## start PROVIDED DATA

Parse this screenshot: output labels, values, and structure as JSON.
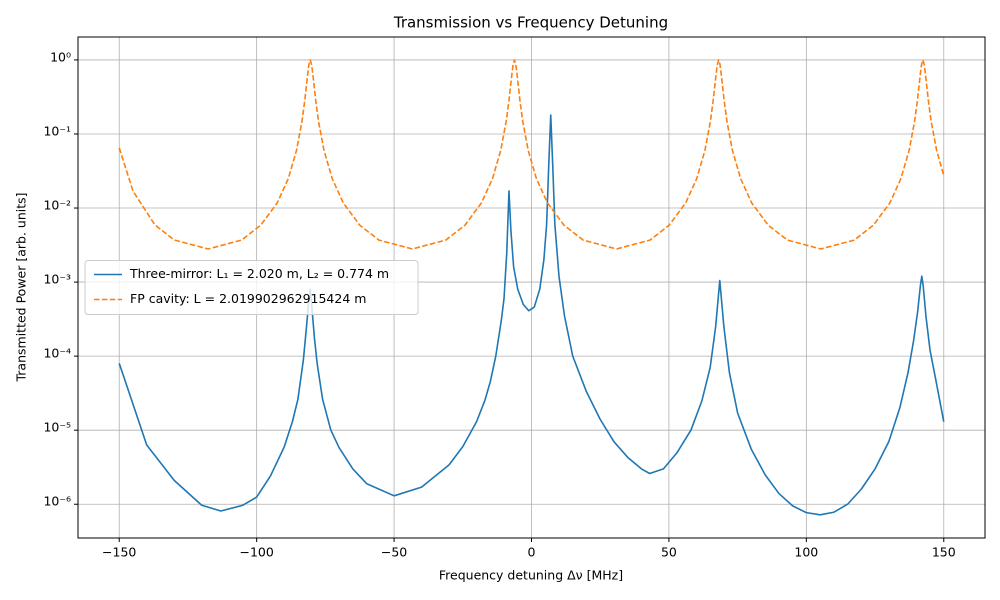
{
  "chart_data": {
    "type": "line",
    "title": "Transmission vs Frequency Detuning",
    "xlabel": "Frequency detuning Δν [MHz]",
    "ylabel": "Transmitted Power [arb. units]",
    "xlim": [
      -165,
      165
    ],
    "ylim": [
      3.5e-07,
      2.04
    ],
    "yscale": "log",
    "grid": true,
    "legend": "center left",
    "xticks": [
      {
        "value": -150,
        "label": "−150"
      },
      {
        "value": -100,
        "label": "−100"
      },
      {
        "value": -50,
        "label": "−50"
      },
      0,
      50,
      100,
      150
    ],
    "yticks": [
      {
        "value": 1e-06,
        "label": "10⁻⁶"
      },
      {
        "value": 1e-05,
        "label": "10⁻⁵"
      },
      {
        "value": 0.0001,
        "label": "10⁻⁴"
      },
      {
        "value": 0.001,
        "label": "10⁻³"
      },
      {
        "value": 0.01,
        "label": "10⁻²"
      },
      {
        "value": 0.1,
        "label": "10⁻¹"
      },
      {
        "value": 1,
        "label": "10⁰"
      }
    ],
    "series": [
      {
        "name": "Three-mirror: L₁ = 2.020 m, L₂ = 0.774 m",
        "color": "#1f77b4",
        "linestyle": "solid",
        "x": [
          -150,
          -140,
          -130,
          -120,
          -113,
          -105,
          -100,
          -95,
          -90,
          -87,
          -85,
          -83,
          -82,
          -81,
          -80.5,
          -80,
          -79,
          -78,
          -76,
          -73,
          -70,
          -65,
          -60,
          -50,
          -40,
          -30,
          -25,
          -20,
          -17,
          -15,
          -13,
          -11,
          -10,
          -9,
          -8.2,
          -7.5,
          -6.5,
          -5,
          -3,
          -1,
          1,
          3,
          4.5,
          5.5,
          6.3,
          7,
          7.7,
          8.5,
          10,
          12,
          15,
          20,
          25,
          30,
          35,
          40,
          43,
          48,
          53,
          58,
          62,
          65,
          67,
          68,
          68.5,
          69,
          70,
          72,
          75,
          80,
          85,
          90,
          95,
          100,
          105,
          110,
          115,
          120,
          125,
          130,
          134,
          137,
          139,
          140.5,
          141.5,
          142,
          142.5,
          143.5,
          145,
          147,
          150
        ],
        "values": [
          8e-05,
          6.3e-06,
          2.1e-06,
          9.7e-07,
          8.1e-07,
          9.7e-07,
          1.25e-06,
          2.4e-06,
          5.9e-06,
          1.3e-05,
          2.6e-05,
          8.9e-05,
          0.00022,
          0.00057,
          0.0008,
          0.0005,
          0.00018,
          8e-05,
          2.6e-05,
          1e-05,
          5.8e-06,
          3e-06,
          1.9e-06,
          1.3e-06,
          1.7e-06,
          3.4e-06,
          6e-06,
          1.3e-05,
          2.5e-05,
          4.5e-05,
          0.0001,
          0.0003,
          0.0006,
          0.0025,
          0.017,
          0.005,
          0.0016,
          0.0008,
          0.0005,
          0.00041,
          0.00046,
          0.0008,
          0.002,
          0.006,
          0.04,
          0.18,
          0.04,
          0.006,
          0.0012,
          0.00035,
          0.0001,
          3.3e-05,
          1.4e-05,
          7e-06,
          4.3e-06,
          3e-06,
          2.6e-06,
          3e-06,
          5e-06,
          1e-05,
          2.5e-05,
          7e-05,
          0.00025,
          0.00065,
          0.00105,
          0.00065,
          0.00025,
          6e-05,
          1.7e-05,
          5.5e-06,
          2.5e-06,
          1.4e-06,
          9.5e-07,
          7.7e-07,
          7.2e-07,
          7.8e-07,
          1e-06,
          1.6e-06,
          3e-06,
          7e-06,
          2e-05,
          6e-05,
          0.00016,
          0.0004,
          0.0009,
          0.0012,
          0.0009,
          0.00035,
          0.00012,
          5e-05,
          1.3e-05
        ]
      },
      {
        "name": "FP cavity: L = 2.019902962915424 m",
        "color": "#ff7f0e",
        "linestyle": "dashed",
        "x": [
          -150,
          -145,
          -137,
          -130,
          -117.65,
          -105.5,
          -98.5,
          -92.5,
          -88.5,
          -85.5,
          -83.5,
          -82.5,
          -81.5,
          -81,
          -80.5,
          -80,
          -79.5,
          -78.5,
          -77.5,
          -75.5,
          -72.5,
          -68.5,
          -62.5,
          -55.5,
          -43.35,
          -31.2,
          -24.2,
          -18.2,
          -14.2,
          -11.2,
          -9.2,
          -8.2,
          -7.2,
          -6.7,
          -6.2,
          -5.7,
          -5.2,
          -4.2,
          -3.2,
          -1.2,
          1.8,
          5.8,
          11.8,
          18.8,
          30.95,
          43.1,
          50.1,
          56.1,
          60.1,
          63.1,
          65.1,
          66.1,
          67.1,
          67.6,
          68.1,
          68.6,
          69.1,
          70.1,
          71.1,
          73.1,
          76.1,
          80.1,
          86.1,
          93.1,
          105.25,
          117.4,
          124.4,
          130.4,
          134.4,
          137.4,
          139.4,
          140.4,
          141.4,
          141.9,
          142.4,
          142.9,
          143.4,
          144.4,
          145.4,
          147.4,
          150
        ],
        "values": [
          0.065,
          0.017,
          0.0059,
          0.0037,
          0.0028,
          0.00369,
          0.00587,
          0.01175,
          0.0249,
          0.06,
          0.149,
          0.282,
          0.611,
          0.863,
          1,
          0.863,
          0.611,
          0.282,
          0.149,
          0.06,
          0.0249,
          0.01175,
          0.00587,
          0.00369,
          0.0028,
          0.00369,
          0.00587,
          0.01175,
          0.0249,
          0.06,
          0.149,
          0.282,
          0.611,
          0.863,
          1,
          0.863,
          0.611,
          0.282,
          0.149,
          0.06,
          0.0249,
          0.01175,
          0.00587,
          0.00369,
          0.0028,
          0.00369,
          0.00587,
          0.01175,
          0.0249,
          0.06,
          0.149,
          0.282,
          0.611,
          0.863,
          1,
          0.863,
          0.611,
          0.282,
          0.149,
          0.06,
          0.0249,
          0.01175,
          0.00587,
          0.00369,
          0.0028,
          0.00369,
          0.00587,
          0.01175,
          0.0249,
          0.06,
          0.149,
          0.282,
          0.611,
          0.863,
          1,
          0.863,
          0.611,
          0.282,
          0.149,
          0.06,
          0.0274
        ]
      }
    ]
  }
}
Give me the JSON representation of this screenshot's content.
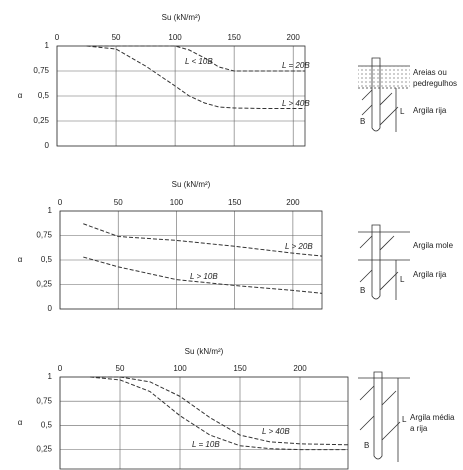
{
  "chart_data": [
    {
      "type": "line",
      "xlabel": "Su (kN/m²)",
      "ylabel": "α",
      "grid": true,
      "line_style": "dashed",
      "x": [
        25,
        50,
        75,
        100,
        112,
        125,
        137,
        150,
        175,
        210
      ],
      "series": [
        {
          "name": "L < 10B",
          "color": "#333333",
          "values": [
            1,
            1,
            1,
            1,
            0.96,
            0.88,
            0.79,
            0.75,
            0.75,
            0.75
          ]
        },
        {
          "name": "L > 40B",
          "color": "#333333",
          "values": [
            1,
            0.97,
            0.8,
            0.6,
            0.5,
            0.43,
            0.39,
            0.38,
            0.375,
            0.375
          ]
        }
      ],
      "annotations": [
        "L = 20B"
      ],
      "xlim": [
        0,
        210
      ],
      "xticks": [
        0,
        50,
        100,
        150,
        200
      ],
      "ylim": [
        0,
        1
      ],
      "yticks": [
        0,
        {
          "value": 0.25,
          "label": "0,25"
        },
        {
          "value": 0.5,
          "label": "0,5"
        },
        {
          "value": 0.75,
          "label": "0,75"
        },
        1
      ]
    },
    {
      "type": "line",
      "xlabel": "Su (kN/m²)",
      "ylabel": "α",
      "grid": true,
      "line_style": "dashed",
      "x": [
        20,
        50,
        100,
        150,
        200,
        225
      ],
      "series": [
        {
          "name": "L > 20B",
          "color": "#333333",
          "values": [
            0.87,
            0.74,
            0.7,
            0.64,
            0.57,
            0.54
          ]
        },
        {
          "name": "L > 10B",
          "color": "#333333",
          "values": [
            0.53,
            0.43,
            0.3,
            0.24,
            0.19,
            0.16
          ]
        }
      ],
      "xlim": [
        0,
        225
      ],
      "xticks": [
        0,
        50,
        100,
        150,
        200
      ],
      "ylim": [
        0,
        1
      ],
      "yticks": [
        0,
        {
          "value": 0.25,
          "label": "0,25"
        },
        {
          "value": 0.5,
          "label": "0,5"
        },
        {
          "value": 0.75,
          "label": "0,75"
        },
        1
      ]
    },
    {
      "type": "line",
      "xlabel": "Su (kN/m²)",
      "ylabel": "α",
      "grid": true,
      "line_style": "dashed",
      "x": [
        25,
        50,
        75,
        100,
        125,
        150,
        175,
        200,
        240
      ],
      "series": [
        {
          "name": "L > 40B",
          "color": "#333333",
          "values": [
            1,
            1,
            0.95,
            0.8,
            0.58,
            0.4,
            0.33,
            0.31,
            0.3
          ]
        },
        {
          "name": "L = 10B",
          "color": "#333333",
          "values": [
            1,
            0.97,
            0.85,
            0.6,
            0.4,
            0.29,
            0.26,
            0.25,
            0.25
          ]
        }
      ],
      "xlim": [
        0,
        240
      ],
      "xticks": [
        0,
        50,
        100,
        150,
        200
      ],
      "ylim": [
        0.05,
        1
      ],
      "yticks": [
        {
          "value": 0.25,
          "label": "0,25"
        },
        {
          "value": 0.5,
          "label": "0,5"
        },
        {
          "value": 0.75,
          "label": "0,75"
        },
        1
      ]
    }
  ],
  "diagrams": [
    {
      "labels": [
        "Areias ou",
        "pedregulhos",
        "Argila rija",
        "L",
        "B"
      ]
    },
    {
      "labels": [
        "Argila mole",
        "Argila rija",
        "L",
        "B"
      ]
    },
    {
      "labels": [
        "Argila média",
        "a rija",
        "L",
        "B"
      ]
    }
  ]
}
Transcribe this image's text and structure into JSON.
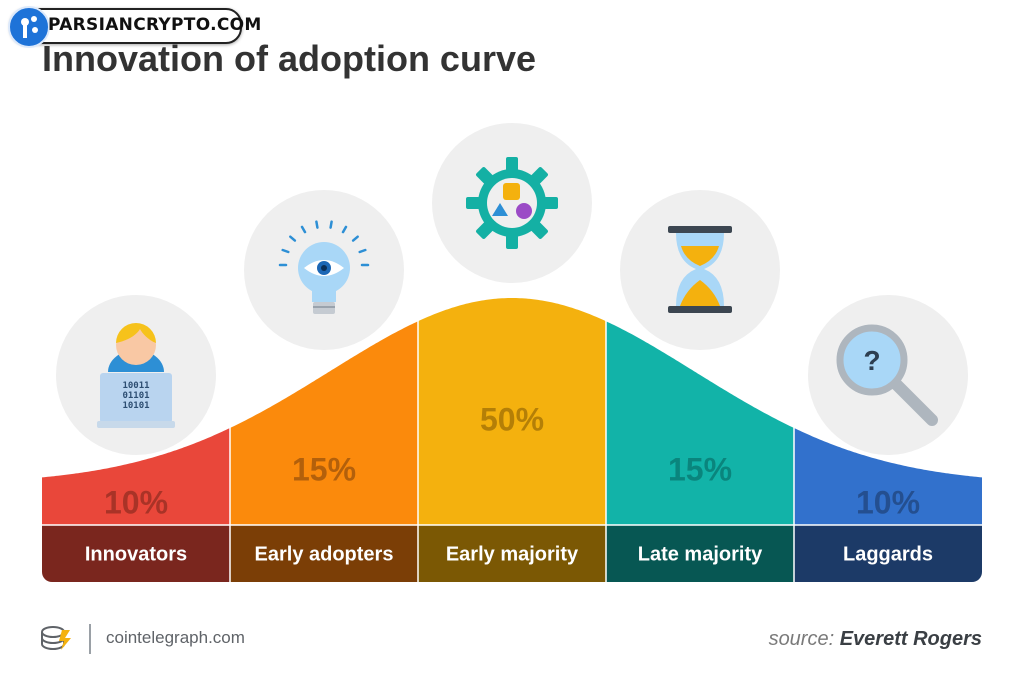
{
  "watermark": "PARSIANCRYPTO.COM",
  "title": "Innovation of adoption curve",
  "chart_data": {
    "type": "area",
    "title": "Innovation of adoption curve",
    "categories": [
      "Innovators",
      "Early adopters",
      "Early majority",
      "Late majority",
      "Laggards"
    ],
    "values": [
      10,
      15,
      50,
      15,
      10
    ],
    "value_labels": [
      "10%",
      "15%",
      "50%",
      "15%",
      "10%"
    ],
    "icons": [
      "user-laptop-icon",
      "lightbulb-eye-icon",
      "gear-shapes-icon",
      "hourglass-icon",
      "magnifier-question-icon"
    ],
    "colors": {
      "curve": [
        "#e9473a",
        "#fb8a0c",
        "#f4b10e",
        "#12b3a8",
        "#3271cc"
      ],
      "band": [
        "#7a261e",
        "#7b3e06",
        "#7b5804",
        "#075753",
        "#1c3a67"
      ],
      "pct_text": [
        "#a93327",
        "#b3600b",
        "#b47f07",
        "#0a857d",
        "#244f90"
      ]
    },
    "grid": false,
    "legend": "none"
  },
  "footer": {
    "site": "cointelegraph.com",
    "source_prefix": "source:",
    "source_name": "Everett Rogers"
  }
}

## end PROVIDED DATA

THE TASK: Identify each line of the material where the word "Argila" shows up, and copy it.

OUTPUT FOR THIS EXERCISE:
        "Argila rija",
        "Argila mole",
        "Argila rija",
        "Argila média",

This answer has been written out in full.